╭──
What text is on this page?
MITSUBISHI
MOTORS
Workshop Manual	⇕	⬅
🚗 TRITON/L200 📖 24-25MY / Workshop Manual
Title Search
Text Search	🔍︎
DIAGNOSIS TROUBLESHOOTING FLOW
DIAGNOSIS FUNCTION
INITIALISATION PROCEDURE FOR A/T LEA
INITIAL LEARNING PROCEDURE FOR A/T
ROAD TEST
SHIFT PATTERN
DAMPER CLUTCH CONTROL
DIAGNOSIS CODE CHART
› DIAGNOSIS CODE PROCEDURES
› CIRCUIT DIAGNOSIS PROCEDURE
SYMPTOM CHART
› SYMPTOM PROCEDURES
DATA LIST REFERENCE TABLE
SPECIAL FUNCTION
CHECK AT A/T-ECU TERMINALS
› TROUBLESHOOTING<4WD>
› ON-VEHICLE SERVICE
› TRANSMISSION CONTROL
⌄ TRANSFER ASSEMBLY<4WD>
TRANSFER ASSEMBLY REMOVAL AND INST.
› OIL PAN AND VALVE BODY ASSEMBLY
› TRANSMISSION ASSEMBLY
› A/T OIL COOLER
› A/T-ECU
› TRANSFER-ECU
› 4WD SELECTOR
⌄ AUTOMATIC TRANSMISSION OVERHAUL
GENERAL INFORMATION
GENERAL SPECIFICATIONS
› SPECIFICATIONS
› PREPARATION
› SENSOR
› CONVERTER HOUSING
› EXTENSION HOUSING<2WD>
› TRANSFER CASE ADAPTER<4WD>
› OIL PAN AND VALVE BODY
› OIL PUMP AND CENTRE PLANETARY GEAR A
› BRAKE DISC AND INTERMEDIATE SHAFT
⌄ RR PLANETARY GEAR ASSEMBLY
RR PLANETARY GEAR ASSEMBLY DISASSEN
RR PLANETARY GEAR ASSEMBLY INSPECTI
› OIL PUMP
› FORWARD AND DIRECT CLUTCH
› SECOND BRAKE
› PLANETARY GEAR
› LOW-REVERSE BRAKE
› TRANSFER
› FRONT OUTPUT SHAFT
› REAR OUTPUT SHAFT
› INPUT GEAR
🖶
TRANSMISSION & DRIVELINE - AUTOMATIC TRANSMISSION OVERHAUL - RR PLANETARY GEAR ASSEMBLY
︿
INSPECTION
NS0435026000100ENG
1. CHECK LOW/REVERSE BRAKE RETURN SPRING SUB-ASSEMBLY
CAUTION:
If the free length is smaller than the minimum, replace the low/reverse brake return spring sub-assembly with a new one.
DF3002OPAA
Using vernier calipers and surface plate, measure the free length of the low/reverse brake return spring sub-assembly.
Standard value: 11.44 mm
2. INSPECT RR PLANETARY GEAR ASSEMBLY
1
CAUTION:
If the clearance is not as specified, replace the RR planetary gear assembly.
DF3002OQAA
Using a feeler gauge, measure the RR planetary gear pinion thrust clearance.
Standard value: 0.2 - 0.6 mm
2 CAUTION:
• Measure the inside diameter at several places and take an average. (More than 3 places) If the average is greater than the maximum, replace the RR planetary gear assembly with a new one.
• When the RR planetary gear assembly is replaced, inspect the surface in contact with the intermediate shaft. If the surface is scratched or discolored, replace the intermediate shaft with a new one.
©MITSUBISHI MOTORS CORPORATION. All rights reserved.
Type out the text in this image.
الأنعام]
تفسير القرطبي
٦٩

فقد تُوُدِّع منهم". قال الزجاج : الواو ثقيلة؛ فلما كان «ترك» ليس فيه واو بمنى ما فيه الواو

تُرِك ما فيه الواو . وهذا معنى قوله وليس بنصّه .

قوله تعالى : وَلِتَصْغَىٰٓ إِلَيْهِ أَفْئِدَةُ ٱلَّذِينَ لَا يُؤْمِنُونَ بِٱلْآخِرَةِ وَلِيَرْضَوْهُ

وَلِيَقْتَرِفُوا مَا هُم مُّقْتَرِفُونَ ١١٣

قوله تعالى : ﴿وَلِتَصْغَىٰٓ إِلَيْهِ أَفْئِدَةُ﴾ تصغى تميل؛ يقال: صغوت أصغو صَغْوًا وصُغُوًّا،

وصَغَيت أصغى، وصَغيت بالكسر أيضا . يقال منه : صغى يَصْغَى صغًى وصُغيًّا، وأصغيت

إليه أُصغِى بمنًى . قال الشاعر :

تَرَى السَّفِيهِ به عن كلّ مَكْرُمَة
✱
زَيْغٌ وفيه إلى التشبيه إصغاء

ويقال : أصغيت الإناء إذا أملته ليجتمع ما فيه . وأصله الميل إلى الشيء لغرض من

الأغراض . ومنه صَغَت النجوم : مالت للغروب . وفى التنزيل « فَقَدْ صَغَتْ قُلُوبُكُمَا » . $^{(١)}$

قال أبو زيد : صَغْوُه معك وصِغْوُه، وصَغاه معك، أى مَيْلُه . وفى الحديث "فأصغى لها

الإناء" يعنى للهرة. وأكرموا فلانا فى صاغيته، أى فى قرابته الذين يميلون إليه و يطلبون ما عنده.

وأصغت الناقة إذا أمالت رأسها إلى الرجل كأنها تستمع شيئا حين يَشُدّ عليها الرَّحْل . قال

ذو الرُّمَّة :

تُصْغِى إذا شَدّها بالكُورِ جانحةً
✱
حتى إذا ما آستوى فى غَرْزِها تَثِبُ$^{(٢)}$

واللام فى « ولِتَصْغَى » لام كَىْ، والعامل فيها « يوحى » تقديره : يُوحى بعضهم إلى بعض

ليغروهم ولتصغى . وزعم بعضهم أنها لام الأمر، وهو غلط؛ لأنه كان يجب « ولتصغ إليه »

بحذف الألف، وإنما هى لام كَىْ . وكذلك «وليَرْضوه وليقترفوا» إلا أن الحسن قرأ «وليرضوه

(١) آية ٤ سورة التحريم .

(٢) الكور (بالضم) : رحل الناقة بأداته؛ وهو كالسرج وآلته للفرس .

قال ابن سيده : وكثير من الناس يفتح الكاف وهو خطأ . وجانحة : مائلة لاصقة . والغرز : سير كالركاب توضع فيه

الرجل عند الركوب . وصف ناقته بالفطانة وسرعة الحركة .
╰──
→ **EXERCISE INSTRUCTIONS**: Print the records above in full, exactly.

→ **FINAL RESULT**:
What text is on this page?
MITSUBISHI
MOTORS
Workshop Manual	⇕	⬅
🚗 TRITON/L200 📖 24-25MY / Workshop Manual
Title Search
Text Search	🔍︎
DIAGNOSIS TROUBLESHOOTING FLOW
DIAGNOSIS FUNCTION
INITIALISATION PROCEDURE FOR A/T LEA
INITIAL LEARNING PROCEDURE FOR A/T
ROAD TEST
SHIFT PATTERN
DAMPER CLUTCH CONTROL
DIAGNOSIS CODE CHART
› DIAGNOSIS CODE PROCEDURES
› CIRCUIT DIAGNOSIS PROCEDURE
SYMPTOM CHART
› SYMPTOM PROCEDURES
DATA LIST REFERENCE TABLE
SPECIAL FUNCTION
CHECK AT A/T-ECU TERMINALS
› TROUBLESHOOTING<4WD>
› ON-VEHICLE SERVICE
› TRANSMISSION CONTROL
⌄ TRANSFER ASSEMBLY<4WD>
TRANSFER ASSEMBLY REMOVAL AND INST.
› OIL PAN AND VALVE BODY ASSEMBLY
› TRANSMISSION ASSEMBLY
› A/T OIL COOLER
› A/T-ECU
› TRANSFER-ECU
› 4WD SELECTOR
⌄ AUTOMATIC TRANSMISSION OVERHAUL
GENERAL INFORMATION
GENERAL SPECIFICATIONS
› SPECIFICATIONS
› PREPARATION
› SENSOR
› CONVERTER HOUSING
› EXTENSION HOUSING<2WD>
› TRANSFER CASE ADAPTER<4WD>
› OIL PAN AND VALVE BODY
› OIL PUMP AND CENTRE PLANETARY GEAR A
› BRAKE DISC AND INTERMEDIATE SHAFT
⌄ RR PLANETARY GEAR ASSEMBLY
RR PLANETARY GEAR ASSEMBLY DISASSEN
RR PLANETARY GEAR ASSEMBLY INSPECTI
› OIL PUMP
› FORWARD AND DIRECT CLUTCH
› SECOND BRAKE
› PLANETARY GEAR
› LOW-REVERSE BRAKE
› TRANSFER
› FRONT OUTPUT SHAFT
› REAR OUTPUT SHAFT
› INPUT GEAR
🖶
TRANSMISSION & DRIVELINE - AUTOMATIC TRANSMISSION OVERHAUL - RR PLANETARY GEAR ASSEMBLY
︿
INSPECTION
NS0435026000100ENG
1. CHECK LOW/REVERSE BRAKE RETURN SPRING SUB-ASSEMBLY
CAUTION:
If the free length is smaller than the minimum, replace the low/reverse brake return spring sub-assembly with a new one.
DF3002OPAA
Using vernier calipers and surface plate, measure the free length of the low/reverse brake return spring sub-assembly.
Standard value: 11.44 mm
2. INSPECT RR PLANETARY GEAR ASSEMBLY
1
CAUTION:
If the clearance is not as specified, replace the RR planetary gear assembly.
DF3002OQAA
Using a feeler gauge, measure the RR planetary gear pinion thrust clearance.
Standard value: 0.2 - 0.6 mm
2 CAUTION:
• Measure the inside diameter at several places and take an average. (More than 3 places) If the average is greater than the maximum, replace the RR planetary gear assembly with a new one.
• When the RR planetary gear assembly is replaced, inspect the surface in contact with the intermediate shaft. If the surface is scratched or discolored, replace the intermediate shaft with a new one.
©MITSUBISHI MOTORS CORPORATION. All rights reserved.
Type out the text in this image.
الأنعام]
تفسير القرطبي
٦٩

فقد تُوُدِّع منهم". قال الزجاج : الواو ثقيلة؛ فلما كان «ترك» ليس فيه واو بمنى ما فيه الواو

تُرِك ما فيه الواو . وهذا معنى قوله وليس بنصّه .

قوله تعالى : وَلِتَصْغَىٰٓ إِلَيْهِ أَفْئِدَةُ ٱلَّذِينَ لَا يُؤْمِنُونَ بِٱلْآخِرَةِ وَلِيَرْضَوْهُ

وَلِيَقْتَرِفُوا مَا هُم مُّقْتَرِفُونَ ١١٣

قوله تعالى : ﴿وَلِتَصْغَىٰٓ إِلَيْهِ أَفْئِدَةُ﴾ تصغى تميل؛ يقال: صغوت أصغو صَغْوًا وصُغُوًّا،

وصَغَيت أصغى، وصَغيت بالكسر أيضا . يقال منه : صغى يَصْغَى صغًى وصُغيًّا، وأصغيت

إليه أُصغِى بمنًى . قال الشاعر :

تَرَى السَّفِيهِ به عن كلّ مَكْرُمَة
✱
زَيْغٌ وفيه إلى التشبيه إصغاء

ويقال : أصغيت الإناء إذا أملته ليجتمع ما فيه . وأصله الميل إلى الشيء لغرض من

الأغراض . ومنه صَغَت النجوم : مالت للغروب . وفى التنزيل « فَقَدْ صَغَتْ قُلُوبُكُمَا » . $^{(١)}$

قال أبو زيد : صَغْوُه معك وصِغْوُه، وصَغاه معك، أى مَيْلُه . وفى الحديث "فأصغى لها

الإناء" يعنى للهرة. وأكرموا فلانا فى صاغيته، أى فى قرابته الذين يميلون إليه و يطلبون ما عنده.

وأصغت الناقة إذا أمالت رأسها إلى الرجل كأنها تستمع شيئا حين يَشُدّ عليها الرَّحْل . قال

ذو الرُّمَّة :

تُصْغِى إذا شَدّها بالكُورِ جانحةً
✱
حتى إذا ما آستوى فى غَرْزِها تَثِبُ$^{(٢)}$

واللام فى « ولِتَصْغَى » لام كَىْ، والعامل فيها « يوحى » تقديره : يُوحى بعضهم إلى بعض

ليغروهم ولتصغى . وزعم بعضهم أنها لام الأمر، وهو غلط؛ لأنه كان يجب « ولتصغ إليه »

بحذف الألف، وإنما هى لام كَىْ . وكذلك «وليَرْضوه وليقترفوا» إلا أن الحسن قرأ «وليرضوه

(١) آية ٤ سورة التحريم .

(٢) الكور (بالضم) : رحل الناقة بأداته؛ وهو كالسرج وآلته للفرس .

قال ابن سيده : وكثير من الناس يفتح الكاف وهو خطأ . وجانحة : مائلة لاصقة . والغرز : سير كالركاب توضع فيه

الرجل عند الركوب . وصف ناقته بالفطانة وسرعة الحركة .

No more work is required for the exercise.